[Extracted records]
---+---

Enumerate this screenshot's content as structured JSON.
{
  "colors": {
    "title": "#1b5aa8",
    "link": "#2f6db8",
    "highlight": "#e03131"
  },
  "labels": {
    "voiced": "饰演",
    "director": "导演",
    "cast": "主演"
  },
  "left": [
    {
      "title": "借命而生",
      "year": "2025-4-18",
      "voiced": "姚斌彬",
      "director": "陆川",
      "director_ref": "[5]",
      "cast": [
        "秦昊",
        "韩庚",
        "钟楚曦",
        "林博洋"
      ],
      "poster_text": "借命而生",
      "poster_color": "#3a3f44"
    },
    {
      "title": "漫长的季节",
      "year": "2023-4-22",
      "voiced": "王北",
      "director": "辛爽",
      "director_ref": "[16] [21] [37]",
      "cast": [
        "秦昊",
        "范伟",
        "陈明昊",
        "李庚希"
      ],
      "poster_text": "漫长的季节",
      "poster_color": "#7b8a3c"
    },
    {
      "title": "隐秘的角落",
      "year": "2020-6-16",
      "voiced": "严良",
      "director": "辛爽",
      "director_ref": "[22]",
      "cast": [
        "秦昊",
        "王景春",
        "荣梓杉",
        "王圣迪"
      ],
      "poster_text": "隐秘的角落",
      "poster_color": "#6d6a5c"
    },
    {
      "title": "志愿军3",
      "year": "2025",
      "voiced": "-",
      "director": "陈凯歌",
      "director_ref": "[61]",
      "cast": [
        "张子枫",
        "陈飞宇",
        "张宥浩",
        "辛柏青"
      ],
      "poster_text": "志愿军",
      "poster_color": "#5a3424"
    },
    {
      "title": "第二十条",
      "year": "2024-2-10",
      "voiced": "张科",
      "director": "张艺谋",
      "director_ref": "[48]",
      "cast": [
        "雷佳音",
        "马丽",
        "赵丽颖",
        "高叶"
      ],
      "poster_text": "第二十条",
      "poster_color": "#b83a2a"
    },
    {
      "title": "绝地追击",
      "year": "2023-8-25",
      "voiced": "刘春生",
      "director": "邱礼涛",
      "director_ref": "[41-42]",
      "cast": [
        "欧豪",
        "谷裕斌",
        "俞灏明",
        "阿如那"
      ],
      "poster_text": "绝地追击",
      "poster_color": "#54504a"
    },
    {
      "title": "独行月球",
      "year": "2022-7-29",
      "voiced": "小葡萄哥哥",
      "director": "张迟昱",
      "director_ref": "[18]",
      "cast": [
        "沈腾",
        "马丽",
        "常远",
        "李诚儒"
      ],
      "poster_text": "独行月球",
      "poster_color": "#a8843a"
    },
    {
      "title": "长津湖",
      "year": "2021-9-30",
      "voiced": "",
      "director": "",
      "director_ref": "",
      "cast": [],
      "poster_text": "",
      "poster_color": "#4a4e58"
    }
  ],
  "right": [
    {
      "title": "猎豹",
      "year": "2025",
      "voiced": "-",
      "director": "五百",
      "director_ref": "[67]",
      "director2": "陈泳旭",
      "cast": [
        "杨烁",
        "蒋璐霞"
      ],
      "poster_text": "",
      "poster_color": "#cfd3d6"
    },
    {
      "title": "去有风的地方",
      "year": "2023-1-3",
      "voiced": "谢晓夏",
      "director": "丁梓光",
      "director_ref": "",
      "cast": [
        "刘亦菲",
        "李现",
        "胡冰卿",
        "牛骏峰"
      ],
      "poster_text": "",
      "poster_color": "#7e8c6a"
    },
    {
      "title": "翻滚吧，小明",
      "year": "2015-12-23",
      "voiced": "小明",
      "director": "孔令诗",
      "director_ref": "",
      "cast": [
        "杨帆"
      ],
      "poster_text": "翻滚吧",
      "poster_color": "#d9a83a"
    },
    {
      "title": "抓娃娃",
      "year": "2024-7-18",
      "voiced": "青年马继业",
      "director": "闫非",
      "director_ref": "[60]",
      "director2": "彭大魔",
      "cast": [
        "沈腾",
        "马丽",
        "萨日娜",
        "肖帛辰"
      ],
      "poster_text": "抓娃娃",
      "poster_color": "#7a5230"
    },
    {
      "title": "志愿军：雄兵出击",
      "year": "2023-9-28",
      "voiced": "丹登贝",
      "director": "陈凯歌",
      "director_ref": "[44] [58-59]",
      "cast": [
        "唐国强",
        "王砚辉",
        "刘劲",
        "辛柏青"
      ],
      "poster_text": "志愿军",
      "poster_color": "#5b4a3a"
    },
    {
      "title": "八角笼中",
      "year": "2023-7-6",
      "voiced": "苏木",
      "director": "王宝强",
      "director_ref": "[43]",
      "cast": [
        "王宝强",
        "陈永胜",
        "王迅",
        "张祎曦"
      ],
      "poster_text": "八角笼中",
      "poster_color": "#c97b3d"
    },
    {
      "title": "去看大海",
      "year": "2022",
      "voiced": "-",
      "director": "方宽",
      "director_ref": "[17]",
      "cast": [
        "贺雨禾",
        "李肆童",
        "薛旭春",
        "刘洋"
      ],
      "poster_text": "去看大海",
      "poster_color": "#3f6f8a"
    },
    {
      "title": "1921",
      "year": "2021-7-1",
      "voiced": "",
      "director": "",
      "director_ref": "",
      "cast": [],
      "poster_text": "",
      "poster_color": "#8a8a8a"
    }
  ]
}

---+---

_Short task_
Each entry above needs to be retyped exactly.

_Correct output_
Enumerate this screenshot's content as structured JSON.
{
  "colors": {
    "title": "#1b5aa8",
    "link": "#2f6db8",
    "highlight": "#e03131"
  },
  "labels": {
    "voiced": "饰演",
    "director": "导演",
    "cast": "主演"
  },
  "left": [
    {
      "title": "借命而生",
      "year": "2025-4-18",
      "voiced": "姚斌彬",
      "director": "陆川",
      "director_ref": "[5]",
      "cast": [
        "秦昊",
        "韩庚",
        "钟楚曦",
        "林博洋"
      ],
      "poster_text": "借命而生",
      "poster_color": "#3a3f44"
    },
    {
      "title": "漫长的季节",
      "year": "2023-4-22",
      "voiced": "王北",
      "director": "辛爽",
      "director_ref": "[16] [21] [37]",
      "cast": [
        "秦昊",
        "范伟",
        "陈明昊",
        "李庚希"
      ],
      "poster_text": "漫长的季节",
      "poster_color": "#7b8a3c"
    },
    {
      "title": "隐秘的角落",
      "year": "2020-6-16",
      "voiced": "严良",
      "director": "辛爽",
      "director_ref": "[22]",
      "cast": [
        "秦昊",
        "王景春",
        "荣梓杉",
        "王圣迪"
      ],
      "poster_text": "隐秘的角落",
      "poster_color": "#6d6a5c"
    },
    {
      "title": "志愿军3",
      "year": "2025",
      "voiced": "-",
      "director": "陈凯歌",
      "director_ref": "[61]",
      "cast": [
        "张子枫",
        "陈飞宇",
        "张宥浩",
        "辛柏青"
      ],
      "poster_text": "志愿军",
      "poster_color": "#5a3424"
    },
    {
      "title": "第二十条",
      "year": "2024-2-10",
      "voiced": "张科",
      "director": "张艺谋",
      "director_ref": "[48]",
      "cast": [
        "雷佳音",
        "马丽",
        "赵丽颖",
        "高叶"
      ],
      "poster_text": "第二十条",
      "poster_color": "#b83a2a"
    },
    {
      "title": "绝地追击",
      "year": "2023-8-25",
      "voiced": "刘春生",
      "director": "邱礼涛",
      "director_ref": "[41-42]",
      "cast": [
        "欧豪",
        "谷裕斌",
        "俞灏明",
        "阿如那"
      ],
      "poster_text": "绝地追击",
      "poster_color": "#54504a"
    },
    {
      "title": "独行月球",
      "year": "2022-7-29",
      "voiced": "小葡萄哥哥",
      "director": "张迟昱",
      "director_ref": "[18]",
      "cast": [
        "沈腾",
        "马丽",
        "常远",
        "李诚儒"
      ],
      "poster_text": "独行月球",
      "poster_color": "#a8843a"
    },
    {
      "title": "长津湖",
      "year": "2021-9-30",
      "voiced": "",
      "director": "",
      "director_ref": "",
      "cast": [],
      "poster_text": "",
      "poster_color": "#4a4e58"
    }
  ],
  "right": [
    {
      "title": "猎豹",
      "year": "2025",
      "voiced": "-",
      "director": "五百",
      "director_ref": "[67]",
      "director2": "陈泳旭",
      "cast": [
        "杨烁",
        "蒋璐霞"
      ],
      "poster_text": "",
      "poster_color": "#cfd3d6"
    },
    {
      "title": "去有风的地方",
      "year": "2023-1-3",
      "voiced": "谢晓夏",
      "director": "丁梓光",
      "director_ref": "",
      "cast": [
        "刘亦菲",
        "李现",
        "胡冰卿",
        "牛骏峰"
      ],
      "poster_text": "",
      "poster_color": "#7e8c6a"
    },
    {
      "title": "翻滚吧，小明",
      "year": "2015-12-23",
      "voiced": "小明",
      "director": "孔令诗",
      "director_ref": "",
      "cast": [
        "杨帆"
      ],
      "poster_text": "翻滚吧",
      "poster_color": "#d9a83a"
    },
    {
      "title": "抓娃娃",
      "year": "2024-7-18",
      "voiced": "青年马继业",
      "director": "闫非",
      "director_ref": "[60]",
      "director2": "彭大魔",
      "cast": [
        "沈腾",
        "马丽",
        "萨日娜",
        "肖帛辰"
      ],
      "poster_text": "抓娃娃",
      "poster_color": "#7a5230"
    },
    {
      "title": "志愿军：雄兵出击",
      "year": "2023-9-28",
      "voiced": "丹登贝",
      "director": "陈凯歌",
      "director_ref": "[44] [58-59]",
      "cast": [
        "唐国强",
        "王砚辉",
        "刘劲",
        "辛柏青"
      ],
      "poster_text": "志愿军",
      "poster_color": "#5b4a3a"
    },
    {
      "title": "八角笼中",
      "year": "2023-7-6",
      "voiced": "苏木",
      "director": "王宝强",
      "director_ref": "[43]",
      "cast": [
        "王宝强",
        "陈永胜",
        "王迅",
        "张祎曦"
      ],
      "poster_text": "八角笼中",
      "poster_color": "#c97b3d"
    },
    {
      "title": "去看大海",
      "year": "2022",
      "voiced": "-",
      "director": "方宽",
      "director_ref": "[17]",
      "cast": [
        "贺雨禾",
        "李肆童",
        "薛旭春",
        "刘洋"
      ],
      "poster_text": "去看大海",
      "poster_color": "#3f6f8a"
    },
    {
      "title": "1921",
      "year": "2021-7-1",
      "voiced": "",
      "director": "",
      "director_ref": "",
      "cast": [],
      "poster_text": "",
      "poster_color": "#8a8a8a"
    }
  ]
}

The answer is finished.